----- Material provided

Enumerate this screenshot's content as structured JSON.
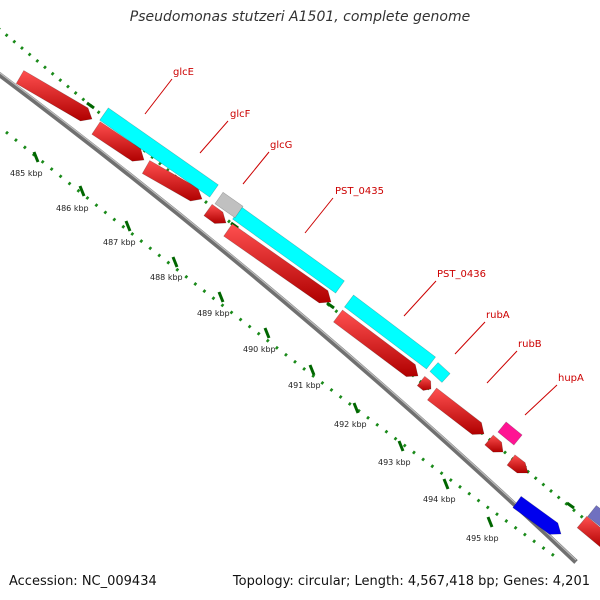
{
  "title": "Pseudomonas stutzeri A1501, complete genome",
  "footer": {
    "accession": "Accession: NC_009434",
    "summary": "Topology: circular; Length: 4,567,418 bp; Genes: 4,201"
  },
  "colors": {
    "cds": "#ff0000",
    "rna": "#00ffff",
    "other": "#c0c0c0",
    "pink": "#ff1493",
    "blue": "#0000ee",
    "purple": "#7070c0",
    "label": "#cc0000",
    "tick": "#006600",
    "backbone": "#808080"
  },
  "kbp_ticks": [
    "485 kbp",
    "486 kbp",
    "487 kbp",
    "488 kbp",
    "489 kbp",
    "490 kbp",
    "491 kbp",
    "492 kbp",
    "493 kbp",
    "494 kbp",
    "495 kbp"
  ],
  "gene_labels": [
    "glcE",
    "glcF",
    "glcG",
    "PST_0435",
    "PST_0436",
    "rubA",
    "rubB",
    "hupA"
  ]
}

----------
----- Material provided

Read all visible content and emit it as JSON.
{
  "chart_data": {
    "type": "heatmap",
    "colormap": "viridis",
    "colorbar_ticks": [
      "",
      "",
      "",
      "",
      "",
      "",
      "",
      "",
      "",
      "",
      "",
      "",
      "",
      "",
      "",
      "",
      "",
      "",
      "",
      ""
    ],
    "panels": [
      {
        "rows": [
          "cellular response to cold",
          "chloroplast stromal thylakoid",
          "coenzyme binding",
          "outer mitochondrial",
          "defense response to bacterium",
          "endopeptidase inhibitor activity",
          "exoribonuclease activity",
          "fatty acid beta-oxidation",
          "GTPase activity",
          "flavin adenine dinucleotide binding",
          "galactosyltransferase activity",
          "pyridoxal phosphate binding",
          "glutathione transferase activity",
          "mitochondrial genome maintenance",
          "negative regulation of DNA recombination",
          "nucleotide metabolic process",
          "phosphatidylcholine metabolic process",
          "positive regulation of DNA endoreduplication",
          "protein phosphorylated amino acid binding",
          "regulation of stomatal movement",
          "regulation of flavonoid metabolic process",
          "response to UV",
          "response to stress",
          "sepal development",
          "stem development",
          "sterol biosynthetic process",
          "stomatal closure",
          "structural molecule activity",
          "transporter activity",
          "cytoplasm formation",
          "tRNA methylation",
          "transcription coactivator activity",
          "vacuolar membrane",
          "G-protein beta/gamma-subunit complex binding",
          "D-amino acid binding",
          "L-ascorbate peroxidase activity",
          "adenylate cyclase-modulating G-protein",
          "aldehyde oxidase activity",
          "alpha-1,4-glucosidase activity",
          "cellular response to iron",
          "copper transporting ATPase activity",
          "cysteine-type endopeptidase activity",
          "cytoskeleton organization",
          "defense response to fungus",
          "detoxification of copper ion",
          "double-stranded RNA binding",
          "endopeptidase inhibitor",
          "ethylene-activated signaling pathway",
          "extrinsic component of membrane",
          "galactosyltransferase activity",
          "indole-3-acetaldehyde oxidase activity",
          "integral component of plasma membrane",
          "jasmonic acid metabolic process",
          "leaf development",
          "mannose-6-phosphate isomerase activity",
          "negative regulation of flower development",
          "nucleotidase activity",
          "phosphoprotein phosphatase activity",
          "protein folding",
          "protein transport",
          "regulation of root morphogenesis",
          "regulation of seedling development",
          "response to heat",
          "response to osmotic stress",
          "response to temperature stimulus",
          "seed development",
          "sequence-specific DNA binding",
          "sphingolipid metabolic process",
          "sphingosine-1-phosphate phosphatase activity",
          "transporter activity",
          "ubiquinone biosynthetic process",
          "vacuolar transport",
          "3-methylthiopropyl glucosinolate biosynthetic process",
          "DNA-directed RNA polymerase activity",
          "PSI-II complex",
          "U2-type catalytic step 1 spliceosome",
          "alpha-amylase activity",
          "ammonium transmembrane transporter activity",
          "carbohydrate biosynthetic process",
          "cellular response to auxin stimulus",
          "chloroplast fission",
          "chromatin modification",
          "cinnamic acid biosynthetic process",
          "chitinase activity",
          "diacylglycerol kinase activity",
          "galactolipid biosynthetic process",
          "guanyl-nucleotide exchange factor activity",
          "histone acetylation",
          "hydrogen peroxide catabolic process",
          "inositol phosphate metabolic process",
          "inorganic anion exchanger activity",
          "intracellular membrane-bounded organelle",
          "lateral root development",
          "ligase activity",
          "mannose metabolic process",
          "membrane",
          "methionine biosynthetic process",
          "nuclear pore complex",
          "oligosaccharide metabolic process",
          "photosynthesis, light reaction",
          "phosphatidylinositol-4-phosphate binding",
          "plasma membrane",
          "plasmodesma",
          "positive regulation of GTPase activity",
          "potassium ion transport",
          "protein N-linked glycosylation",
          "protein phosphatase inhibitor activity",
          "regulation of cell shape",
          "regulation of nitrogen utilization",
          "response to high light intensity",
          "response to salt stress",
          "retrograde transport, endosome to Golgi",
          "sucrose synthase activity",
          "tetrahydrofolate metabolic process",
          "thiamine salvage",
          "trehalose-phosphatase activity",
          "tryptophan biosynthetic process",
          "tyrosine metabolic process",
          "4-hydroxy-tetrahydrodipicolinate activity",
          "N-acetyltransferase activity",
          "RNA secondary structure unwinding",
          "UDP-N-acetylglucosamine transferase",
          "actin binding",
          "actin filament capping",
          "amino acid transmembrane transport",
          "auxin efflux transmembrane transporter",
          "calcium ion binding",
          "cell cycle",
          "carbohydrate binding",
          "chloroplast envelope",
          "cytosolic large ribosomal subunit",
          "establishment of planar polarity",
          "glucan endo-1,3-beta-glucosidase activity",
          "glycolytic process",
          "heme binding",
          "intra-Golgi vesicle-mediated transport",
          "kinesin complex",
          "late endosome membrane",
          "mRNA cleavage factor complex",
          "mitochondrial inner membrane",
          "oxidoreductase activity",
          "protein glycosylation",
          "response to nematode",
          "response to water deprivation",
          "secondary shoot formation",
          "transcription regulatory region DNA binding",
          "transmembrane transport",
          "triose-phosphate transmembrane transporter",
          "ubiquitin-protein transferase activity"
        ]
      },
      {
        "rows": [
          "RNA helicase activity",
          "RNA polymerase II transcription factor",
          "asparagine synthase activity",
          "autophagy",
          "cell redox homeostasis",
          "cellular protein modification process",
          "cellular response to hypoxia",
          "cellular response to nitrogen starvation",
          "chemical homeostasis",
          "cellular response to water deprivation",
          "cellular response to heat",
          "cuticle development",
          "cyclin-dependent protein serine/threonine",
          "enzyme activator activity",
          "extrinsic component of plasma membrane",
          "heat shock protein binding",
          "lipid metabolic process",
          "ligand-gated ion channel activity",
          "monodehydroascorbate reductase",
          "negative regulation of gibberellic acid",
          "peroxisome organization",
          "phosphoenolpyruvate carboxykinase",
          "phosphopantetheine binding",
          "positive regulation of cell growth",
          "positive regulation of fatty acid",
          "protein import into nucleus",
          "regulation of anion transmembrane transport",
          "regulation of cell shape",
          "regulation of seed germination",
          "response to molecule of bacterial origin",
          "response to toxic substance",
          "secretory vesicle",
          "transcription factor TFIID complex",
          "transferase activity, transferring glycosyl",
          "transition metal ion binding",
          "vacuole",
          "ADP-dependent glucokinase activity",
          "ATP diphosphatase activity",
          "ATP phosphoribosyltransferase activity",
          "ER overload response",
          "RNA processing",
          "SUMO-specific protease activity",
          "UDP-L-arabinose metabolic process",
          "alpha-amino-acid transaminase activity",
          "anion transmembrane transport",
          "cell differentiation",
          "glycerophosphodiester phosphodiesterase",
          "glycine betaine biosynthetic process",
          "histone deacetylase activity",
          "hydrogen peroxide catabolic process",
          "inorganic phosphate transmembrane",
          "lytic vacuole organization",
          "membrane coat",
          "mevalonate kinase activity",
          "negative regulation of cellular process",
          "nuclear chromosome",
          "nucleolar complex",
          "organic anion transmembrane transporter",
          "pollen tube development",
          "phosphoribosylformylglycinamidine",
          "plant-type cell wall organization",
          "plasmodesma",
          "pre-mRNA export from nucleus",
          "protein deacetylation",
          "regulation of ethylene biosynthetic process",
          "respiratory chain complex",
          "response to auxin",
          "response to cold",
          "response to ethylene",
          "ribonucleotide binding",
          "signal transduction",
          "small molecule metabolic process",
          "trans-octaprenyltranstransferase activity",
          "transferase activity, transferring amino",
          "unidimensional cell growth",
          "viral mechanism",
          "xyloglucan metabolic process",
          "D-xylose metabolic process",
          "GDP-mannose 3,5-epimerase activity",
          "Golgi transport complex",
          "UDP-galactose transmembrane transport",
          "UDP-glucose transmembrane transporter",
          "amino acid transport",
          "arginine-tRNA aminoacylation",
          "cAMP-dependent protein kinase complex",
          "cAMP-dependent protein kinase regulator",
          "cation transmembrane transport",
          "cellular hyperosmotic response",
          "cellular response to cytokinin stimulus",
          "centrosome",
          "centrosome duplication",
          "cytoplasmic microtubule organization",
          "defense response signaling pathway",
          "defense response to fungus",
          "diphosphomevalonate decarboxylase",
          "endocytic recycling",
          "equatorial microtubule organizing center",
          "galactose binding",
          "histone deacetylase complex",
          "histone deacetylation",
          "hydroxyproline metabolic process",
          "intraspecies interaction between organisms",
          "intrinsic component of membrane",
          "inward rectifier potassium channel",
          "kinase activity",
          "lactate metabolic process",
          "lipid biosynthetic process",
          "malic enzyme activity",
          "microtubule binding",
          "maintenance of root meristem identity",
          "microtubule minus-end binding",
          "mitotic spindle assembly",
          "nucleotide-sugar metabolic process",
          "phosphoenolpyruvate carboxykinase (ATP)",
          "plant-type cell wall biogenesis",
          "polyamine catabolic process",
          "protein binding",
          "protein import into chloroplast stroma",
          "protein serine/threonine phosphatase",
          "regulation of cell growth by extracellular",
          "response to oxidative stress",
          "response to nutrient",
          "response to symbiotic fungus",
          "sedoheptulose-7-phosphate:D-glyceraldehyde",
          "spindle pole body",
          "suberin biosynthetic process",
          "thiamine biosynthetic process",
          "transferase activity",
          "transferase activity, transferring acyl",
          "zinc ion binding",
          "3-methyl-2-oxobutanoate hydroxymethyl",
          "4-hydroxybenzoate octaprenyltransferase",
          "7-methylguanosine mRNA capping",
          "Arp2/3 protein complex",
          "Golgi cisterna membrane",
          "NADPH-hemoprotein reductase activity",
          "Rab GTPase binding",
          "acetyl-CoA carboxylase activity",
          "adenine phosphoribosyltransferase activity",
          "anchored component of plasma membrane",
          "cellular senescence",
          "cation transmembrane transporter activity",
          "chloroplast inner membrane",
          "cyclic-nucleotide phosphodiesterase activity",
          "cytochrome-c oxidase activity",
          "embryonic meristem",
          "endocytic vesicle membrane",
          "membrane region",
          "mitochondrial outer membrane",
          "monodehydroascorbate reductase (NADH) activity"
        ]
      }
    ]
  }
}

----------

(What is being asked)
Starting from the records above, copy each line where the string "secondary" is found.

(Completed exercise)
          "RNA secondary structure unwinding",
          "secondary shoot formation",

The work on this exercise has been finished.